*Requirements*: Wherever the string "Condition" appears in a line, extract that line.

*Material to process*:
-- start --

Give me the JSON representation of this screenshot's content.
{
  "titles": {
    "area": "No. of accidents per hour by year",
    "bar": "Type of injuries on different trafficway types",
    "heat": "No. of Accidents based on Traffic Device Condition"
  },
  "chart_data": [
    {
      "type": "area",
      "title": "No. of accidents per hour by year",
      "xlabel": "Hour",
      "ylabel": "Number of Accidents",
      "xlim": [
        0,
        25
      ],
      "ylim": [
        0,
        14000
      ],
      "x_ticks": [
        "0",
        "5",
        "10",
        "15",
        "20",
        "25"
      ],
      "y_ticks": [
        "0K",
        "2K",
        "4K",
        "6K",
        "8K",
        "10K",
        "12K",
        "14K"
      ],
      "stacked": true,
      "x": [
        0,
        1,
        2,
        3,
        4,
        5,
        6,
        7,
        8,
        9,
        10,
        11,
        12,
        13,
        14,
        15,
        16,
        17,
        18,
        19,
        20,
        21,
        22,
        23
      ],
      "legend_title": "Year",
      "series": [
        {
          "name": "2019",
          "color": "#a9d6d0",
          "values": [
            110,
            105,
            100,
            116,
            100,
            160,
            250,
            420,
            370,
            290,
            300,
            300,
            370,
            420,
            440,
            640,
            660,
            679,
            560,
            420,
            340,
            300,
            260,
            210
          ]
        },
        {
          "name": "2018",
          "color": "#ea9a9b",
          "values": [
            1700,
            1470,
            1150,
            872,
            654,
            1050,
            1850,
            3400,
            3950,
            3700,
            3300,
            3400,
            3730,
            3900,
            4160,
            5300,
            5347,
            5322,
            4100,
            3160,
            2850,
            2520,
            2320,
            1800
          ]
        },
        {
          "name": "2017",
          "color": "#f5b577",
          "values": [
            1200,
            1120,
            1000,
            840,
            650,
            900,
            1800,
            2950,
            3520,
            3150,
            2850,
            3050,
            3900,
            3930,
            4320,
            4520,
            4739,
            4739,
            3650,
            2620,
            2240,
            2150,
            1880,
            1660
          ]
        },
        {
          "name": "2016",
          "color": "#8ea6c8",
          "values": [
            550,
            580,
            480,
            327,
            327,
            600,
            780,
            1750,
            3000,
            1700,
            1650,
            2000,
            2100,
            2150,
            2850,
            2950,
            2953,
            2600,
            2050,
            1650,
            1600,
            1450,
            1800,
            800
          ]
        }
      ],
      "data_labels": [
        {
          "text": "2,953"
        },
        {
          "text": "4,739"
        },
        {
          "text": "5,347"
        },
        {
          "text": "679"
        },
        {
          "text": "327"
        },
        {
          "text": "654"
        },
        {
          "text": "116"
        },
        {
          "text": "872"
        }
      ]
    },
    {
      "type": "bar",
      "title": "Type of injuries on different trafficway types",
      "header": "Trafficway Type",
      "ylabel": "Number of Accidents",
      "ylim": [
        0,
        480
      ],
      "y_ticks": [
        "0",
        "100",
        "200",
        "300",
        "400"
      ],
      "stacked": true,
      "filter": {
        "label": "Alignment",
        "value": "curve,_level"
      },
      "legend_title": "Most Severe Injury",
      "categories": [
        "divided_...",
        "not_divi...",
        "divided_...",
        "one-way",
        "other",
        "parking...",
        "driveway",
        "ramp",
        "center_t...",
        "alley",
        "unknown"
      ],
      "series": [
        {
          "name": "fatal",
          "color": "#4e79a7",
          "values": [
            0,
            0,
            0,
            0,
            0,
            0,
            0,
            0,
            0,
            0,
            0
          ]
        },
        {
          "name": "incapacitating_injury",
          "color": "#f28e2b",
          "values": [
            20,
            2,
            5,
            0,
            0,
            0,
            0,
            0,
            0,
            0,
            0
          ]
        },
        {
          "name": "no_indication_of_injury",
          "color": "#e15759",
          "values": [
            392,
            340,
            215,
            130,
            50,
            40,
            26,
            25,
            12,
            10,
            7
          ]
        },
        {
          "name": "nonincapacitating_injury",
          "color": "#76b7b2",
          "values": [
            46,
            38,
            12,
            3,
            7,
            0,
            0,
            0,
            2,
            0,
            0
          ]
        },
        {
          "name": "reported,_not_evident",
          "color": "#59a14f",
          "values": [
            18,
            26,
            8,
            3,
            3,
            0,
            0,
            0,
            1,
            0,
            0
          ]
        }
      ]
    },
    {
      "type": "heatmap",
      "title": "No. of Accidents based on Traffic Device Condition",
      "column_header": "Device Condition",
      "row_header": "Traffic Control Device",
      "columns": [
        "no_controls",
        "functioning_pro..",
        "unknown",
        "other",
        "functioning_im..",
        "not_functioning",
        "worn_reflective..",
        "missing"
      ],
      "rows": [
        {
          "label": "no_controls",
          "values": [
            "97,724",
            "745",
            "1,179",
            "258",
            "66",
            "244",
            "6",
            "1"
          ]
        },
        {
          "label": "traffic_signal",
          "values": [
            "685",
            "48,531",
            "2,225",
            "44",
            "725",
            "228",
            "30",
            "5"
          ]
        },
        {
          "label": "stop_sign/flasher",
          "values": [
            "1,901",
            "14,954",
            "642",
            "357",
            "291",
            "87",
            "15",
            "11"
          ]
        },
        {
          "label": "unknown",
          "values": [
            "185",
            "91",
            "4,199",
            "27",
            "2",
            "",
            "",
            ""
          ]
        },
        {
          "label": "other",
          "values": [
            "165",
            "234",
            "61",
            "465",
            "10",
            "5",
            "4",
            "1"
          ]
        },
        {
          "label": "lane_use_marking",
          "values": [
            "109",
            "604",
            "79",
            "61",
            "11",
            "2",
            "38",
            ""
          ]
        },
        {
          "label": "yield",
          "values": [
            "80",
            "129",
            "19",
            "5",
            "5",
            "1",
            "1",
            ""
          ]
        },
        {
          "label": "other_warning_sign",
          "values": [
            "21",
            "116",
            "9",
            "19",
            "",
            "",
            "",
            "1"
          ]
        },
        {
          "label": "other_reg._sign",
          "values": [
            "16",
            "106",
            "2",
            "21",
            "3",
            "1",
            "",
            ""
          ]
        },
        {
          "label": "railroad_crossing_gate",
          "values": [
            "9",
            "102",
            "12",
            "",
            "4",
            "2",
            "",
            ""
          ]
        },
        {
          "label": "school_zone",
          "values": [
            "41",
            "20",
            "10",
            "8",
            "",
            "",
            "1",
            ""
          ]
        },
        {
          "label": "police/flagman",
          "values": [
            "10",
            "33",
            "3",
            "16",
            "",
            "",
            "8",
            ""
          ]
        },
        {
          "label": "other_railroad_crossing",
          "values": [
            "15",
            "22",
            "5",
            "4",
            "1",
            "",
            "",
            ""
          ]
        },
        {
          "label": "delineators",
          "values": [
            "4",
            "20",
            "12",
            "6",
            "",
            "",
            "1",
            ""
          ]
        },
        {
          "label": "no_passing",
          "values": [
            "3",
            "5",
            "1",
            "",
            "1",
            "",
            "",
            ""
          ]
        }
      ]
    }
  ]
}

-- end --

*Answer in full*:
    "heat": "No. of Accidents based on Traffic Device Condition"
      "title": "No. of Accidents based on Traffic Device Condition",
      "column_header": "Device Condition",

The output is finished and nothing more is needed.